## What you have to do
Each entry below is to be transcribed exactly.

++++ Data rows ++++

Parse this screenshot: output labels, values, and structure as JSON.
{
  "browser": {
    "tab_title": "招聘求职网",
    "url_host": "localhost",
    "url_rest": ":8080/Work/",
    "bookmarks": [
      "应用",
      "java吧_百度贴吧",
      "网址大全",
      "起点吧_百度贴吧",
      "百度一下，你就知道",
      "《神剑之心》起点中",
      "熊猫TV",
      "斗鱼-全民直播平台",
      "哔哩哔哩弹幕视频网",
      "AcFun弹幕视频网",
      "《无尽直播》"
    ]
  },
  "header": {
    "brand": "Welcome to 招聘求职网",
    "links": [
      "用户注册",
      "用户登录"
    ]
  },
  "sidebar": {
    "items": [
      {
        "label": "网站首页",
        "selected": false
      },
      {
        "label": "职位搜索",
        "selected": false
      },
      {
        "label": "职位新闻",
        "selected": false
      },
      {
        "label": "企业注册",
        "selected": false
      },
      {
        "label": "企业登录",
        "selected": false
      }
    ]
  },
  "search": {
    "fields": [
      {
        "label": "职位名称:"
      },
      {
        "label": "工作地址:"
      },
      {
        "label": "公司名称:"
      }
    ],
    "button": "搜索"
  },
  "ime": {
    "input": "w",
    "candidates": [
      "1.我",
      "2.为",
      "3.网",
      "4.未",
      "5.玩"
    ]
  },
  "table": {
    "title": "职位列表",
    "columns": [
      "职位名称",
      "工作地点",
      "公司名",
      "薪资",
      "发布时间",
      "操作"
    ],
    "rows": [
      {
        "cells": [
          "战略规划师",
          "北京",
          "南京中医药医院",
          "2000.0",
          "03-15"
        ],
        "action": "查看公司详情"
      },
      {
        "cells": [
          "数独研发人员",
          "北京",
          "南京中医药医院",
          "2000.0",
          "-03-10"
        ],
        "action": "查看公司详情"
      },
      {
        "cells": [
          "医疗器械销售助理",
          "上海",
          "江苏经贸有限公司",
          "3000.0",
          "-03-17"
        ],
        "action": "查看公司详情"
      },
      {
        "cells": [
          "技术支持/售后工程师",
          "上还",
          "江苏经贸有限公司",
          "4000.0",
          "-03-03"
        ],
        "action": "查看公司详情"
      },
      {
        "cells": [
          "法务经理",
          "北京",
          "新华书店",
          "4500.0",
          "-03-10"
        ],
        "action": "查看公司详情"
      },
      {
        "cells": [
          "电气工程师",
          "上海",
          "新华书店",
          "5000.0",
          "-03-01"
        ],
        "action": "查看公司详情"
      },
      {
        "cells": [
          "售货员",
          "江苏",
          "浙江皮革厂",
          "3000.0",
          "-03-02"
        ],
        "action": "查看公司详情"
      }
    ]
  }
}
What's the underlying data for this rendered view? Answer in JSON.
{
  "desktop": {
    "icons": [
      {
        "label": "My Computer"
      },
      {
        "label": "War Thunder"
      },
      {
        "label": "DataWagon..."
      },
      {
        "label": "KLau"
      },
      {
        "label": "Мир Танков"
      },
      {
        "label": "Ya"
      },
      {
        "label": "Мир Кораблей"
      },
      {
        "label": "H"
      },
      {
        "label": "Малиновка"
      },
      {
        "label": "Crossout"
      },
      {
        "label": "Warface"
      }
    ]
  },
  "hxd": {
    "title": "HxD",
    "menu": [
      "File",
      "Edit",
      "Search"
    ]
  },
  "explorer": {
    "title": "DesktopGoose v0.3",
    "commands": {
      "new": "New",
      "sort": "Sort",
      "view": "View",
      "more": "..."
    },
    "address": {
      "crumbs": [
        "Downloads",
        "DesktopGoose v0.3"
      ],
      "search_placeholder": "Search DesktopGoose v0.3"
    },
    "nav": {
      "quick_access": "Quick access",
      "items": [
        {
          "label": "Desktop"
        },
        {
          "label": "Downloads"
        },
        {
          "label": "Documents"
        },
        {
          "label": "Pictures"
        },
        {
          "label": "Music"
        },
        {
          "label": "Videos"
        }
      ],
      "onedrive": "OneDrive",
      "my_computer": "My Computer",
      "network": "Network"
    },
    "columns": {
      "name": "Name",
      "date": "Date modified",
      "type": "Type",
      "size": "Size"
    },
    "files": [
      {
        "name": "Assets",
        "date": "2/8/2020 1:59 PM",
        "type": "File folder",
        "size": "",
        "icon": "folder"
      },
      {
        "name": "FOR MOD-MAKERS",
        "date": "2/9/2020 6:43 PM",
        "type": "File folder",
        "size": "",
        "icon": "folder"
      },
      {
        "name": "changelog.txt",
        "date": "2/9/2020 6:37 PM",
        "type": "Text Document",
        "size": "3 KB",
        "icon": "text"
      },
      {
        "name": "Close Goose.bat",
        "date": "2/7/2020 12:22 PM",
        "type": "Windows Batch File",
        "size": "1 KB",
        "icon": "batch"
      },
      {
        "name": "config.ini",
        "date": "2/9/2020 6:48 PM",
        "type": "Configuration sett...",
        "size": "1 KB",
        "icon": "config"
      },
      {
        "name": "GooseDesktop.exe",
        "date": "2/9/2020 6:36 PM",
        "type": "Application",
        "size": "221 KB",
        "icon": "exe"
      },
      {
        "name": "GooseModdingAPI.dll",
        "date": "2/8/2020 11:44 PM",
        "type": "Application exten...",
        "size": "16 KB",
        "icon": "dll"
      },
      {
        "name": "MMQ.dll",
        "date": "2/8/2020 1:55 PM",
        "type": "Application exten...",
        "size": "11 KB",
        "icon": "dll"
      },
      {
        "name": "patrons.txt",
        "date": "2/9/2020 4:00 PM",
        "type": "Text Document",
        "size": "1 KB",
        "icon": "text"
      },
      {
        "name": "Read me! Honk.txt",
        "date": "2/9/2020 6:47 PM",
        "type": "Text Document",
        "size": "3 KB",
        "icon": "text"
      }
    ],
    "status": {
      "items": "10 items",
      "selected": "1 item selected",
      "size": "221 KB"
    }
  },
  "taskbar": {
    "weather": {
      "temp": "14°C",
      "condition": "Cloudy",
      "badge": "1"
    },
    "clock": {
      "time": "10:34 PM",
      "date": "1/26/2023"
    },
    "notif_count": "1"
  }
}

++++

## Expected answer
Parse this screenshot: output labels, values, and structure as JSON.
{
  "browser": {
    "tab_title": "招聘求职网",
    "url_host": "localhost",
    "url_rest": ":8080/Work/",
    "bookmarks": [
      "应用",
      "java吧_百度贴吧",
      "网址大全",
      "起点吧_百度贴吧",
      "百度一下，你就知道",
      "《神剑之心》起点中",
      "熊猫TV",
      "斗鱼-全民直播平台",
      "哔哩哔哩弹幕视频网",
      "AcFun弹幕视频网",
      "《无尽直播》"
    ]
  },
  "header": {
    "brand": "Welcome to 招聘求职网",
    "links": [
      "用户注册",
      "用户登录"
    ]
  },
  "sidebar": {
    "items": [
      {
        "label": "网站首页",
        "selected": false
      },
      {
        "label": "职位搜索",
        "selected": false
      },
      {
        "label": "职位新闻",
        "selected": false
      },
      {
        "label": "企业注册",
        "selected": false
      },
      {
        "label": "企业登录",
        "selected": false
      }
    ]
  },
  "search": {
    "fields": [
      {
        "label": "职位名称:"
      },
      {
        "label": "工作地址:"
      },
      {
        "label": "公司名称:"
      }
    ],
    "button": "搜索"
  },
  "ime": {
    "input": "w",
    "candidates": [
      "1.我",
      "2.为",
      "3.网",
      "4.未",
      "5.玩"
    ]
  },
  "table": {
    "title": "职位列表",
    "columns": [
      "职位名称",
      "工作地点",
      "公司名",
      "薪资",
      "发布时间",
      "操作"
    ],
    "rows": [
      {
        "cells": [
          "战略规划师",
          "北京",
          "南京中医药医院",
          "2000.0",
          "03-15"
        ],
        "action": "查看公司详情"
      },
      {
        "cells": [
          "数独研发人员",
          "北京",
          "南京中医药医院",
          "2000.0",
          "-03-10"
        ],
        "action": "查看公司详情"
      },
      {
        "cells": [
          "医疗器械销售助理",
          "上海",
          "江苏经贸有限公司",
          "3000.0",
          "-03-17"
        ],
        "action": "查看公司详情"
      },
      {
        "cells": [
          "技术支持/售后工程师",
          "上还",
          "江苏经贸有限公司",
          "4000.0",
          "-03-03"
        ],
        "action": "查看公司详情"
      },
      {
        "cells": [
          "法务经理",
          "北京",
          "新华书店",
          "4500.0",
          "-03-10"
        ],
        "action": "查看公司详情"
      },
      {
        "cells": [
          "电气工程师",
          "上海",
          "新华书店",
          "5000.0",
          "-03-01"
        ],
        "action": "查看公司详情"
      },
      {
        "cells": [
          "售货员",
          "江苏",
          "浙江皮革厂",
          "3000.0",
          "-03-02"
        ],
        "action": "查看公司详情"
      }
    ]
  }
}
What's the underlying data for this rendered view? Answer in JSON.
{
  "desktop": {
    "icons": [
      {
        "label": "My Computer"
      },
      {
        "label": "War Thunder"
      },
      {
        "label": "DataWagon..."
      },
      {
        "label": "KLau"
      },
      {
        "label": "Мир Танков"
      },
      {
        "label": "Ya"
      },
      {
        "label": "Мир Кораблей"
      },
      {
        "label": "H"
      },
      {
        "label": "Малиновка"
      },
      {
        "label": "Crossout"
      },
      {
        "label": "Warface"
      }
    ]
  },
  "hxd": {
    "title": "HxD",
    "menu": [
      "File",
      "Edit",
      "Search"
    ]
  },
  "explorer": {
    "title": "DesktopGoose v0.3",
    "commands": {
      "new": "New",
      "sort": "Sort",
      "view": "View",
      "more": "..."
    },
    "address": {
      "crumbs": [
        "Downloads",
        "DesktopGoose v0.3"
      ],
      "search_placeholder": "Search DesktopGoose v0.3"
    },
    "nav": {
      "quick_access": "Quick access",
      "items": [
        {
          "label": "Desktop"
        },
        {
          "label": "Downloads"
        },
        {
          "label": "Documents"
        },
        {
          "label": "Pictures"
        },
        {
          "label": "Music"
        },
        {
          "label": "Videos"
        }
      ],
      "onedrive": "OneDrive",
      "my_computer": "My Computer",
      "network": "Network"
    },
    "columns": {
      "name": "Name",
      "date": "Date modified",
      "type": "Type",
      "size": "Size"
    },
    "files": [
      {
        "name": "Assets",
        "date": "2/8/2020 1:59 PM",
        "type": "File folder",
        "size": "",
        "icon": "folder"
      },
      {
        "name": "FOR MOD-MAKERS",
        "date": "2/9/2020 6:43 PM",
        "type": "File folder",
        "size": "",
        "icon": "folder"
      },
      {
        "name": "changelog.txt",
        "date": "2/9/2020 6:37 PM",
        "type": "Text Document",
        "size": "3 KB",
        "icon": "text"
      },
      {
        "name": "Close Goose.bat",
        "date": "2/7/2020 12:22 PM",
        "type": "Windows Batch File",
        "size": "1 KB",
        "icon": "batch"
      },
      {
        "name": "config.ini",
        "date": "2/9/2020 6:48 PM",
        "type": "Configuration sett...",
        "size": "1 KB",
        "icon": "config"
      },
      {
        "name": "GooseDesktop.exe",
        "date": "2/9/2020 6:36 PM",
        "type": "Application",
        "size": "221 KB",
        "icon": "exe"
      },
      {
        "name": "GooseModdingAPI.dll",
        "date": "2/8/2020 11:44 PM",
        "type": "Application exten...",
        "size": "16 KB",
        "icon": "dll"
      },
      {
        "name": "MMQ.dll",
        "date": "2/8/2020 1:55 PM",
        "type": "Application exten...",
        "size": "11 KB",
        "icon": "dll"
      },
      {
        "name": "patrons.txt",
        "date": "2/9/2020 4:00 PM",
        "type": "Text Document",
        "size": "1 KB",
        "icon": "text"
      },
      {
        "name": "Read me! Honk.txt",
        "date": "2/9/2020 6:47 PM",
        "type": "Text Document",
        "size": "3 KB",
        "icon": "text"
      }
    ],
    "status": {
      "items": "10 items",
      "selected": "1 item selected",
      "size": "221 KB"
    }
  },
  "taskbar": {
    "weather": {
      "temp": "14°C",
      "condition": "Cloudy",
      "badge": "1"
    },
    "clock": {
      "time": "10:34 PM",
      "date": "1/26/2023"
    },
    "notif_count": "1"
  }
}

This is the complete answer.